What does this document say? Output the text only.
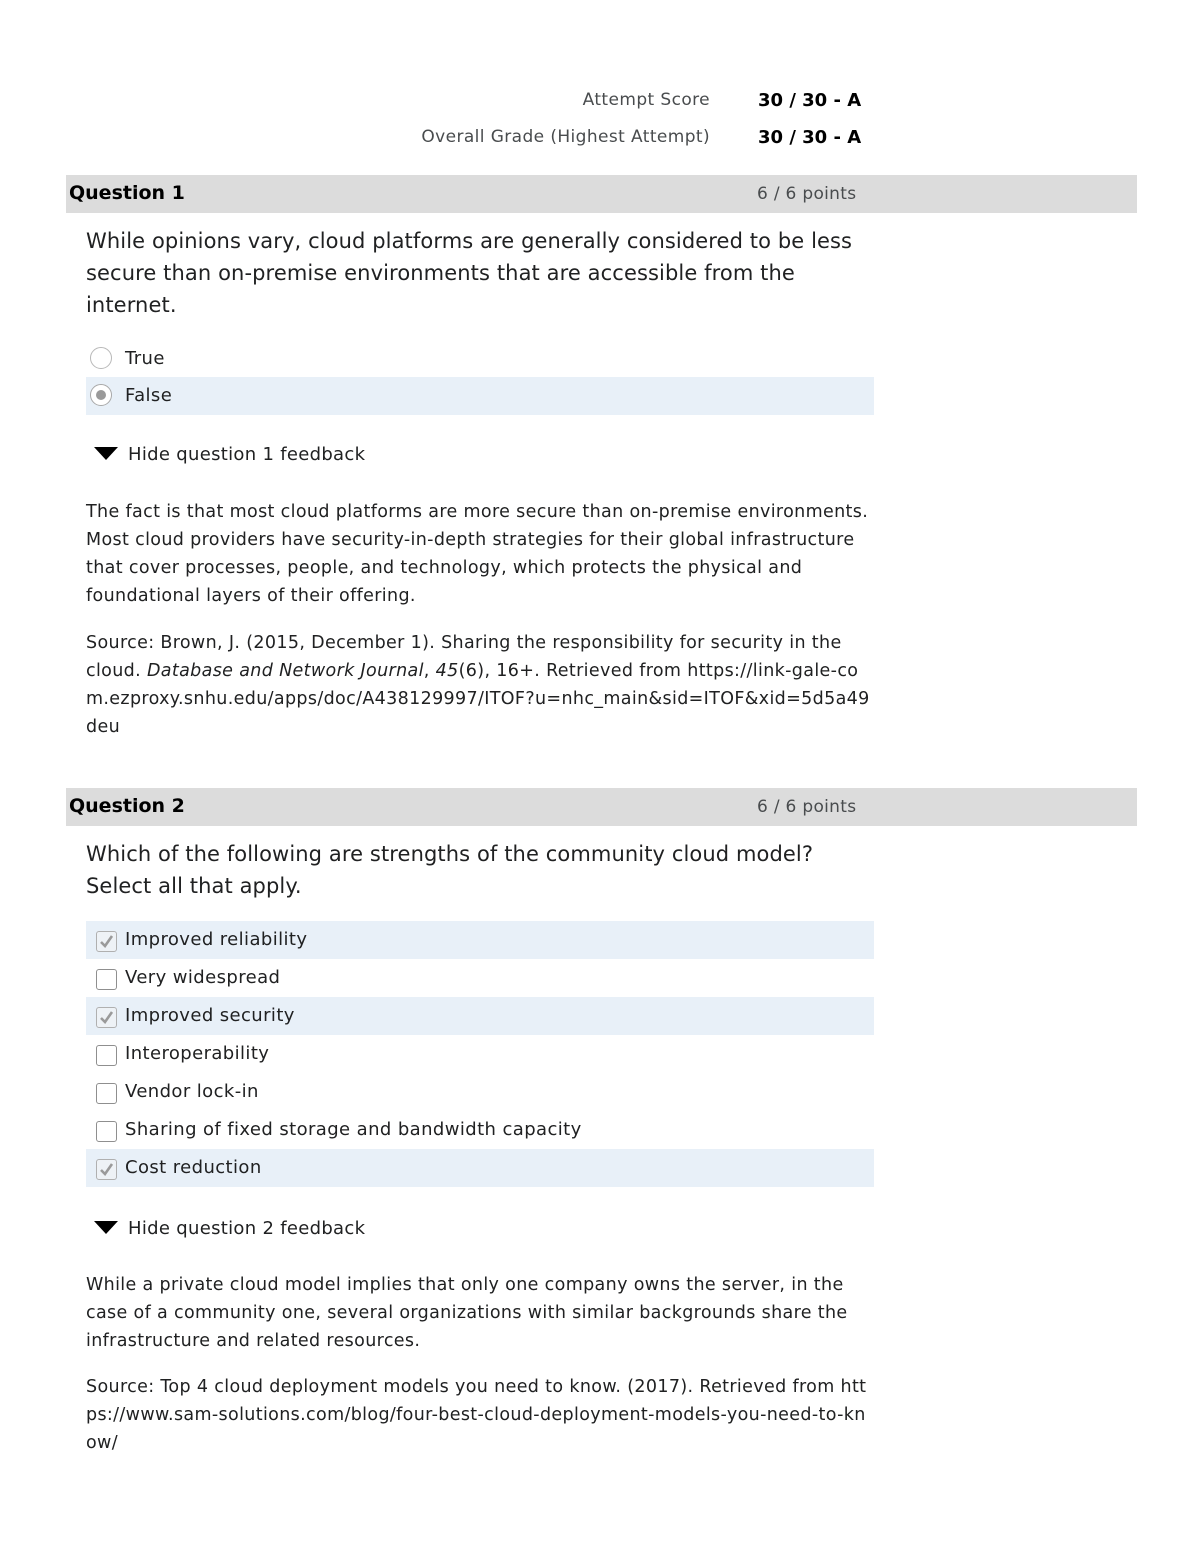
Attempt Score	30 / 30 - A
Overall Grade (Highest Attempt)	30 / 30 - A
Question 1	6 / 6 points
While opinions vary, cloud platforms are generally considered to be less secure than on-premise environments that are accessible from the internet.
True
False
Hide question 1 feedback
The fact is that most cloud platforms are more secure than on-premise environments. Most cloud providers have security-in-depth strategies for their global infrastructure that cover processes, people, and technology, which protects the physical and foundational layers of their offering.
Source: Brown, J. (2015, December 1). Sharing the responsibility for security in the cloud. Database and Network Journal, 45(6), 16+. Retrieved from https://link-gale-com.ezproxy.snhu.edu/apps/doc/A438129997/ITOF?u=nhc_main&sid=ITOF&xid=5d5a49deu
Question 2	6 / 6 points
Which of the following are strengths of the community cloud model? Select all that apply.
Improved reliability
Very widespread
Improved security
Interoperability
Vendor lock-in
Sharing of fixed storage and bandwidth capacity
Cost reduction
Hide question 2 feedback
While a private cloud model implies that only one company owns the server, in the case of a community one, several organizations with similar backgrounds share the infrastructure and related resources.
Source: Top 4 cloud deployment models you need to know. (2017). Retrieved from https://www.sam-solutions.com/blog/four-best-cloud-deployment-models-you-need-to-know/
========================================================================
# BRIEF:
Give every line back word for word and leave the pictures out.

# SOLUTION:
What does this document say? Output the text only.
Attempt Score	30 / 30 - A
Overall Grade (Highest Attempt)	30 / 30 - A
Question 1	6 / 6 points
While opinions vary, cloud platforms are generally considered to be less secure than on-premise environments that are accessible from the internet.
True
False
Hide question 1 feedback
The fact is that most cloud platforms are more secure than on-premise environments. Most cloud providers have security-in-depth strategies for their global infrastructure that cover processes, people, and technology, which protects the physical and foundational layers of their offering.
Source: Brown, J. (2015, December 1). Sharing the responsibility for security in the cloud. Database and Network Journal, 45(6), 16+. Retrieved from https://link-gale-com.ezproxy.snhu.edu/apps/doc/A438129997/ITOF?u=nhc_main&sid=ITOF&xid=5d5a49deu
Question 2	6 / 6 points
Which of the following are strengths of the community cloud model? Select all that apply.
Improved reliability
Very widespread
Improved security
Interoperability
Vendor lock-in
Sharing of fixed storage and bandwidth capacity
Cost reduction
Hide question 2 feedback
While a private cloud model implies that only one company owns the server, in the case of a community one, several organizations with similar backgrounds share the infrastructure and related resources.
Source: Top 4 cloud deployment models you need to know. (2017). Retrieved from https://www.sam-solutions.com/blog/four-best-cloud-deployment-models-you-need-to-know/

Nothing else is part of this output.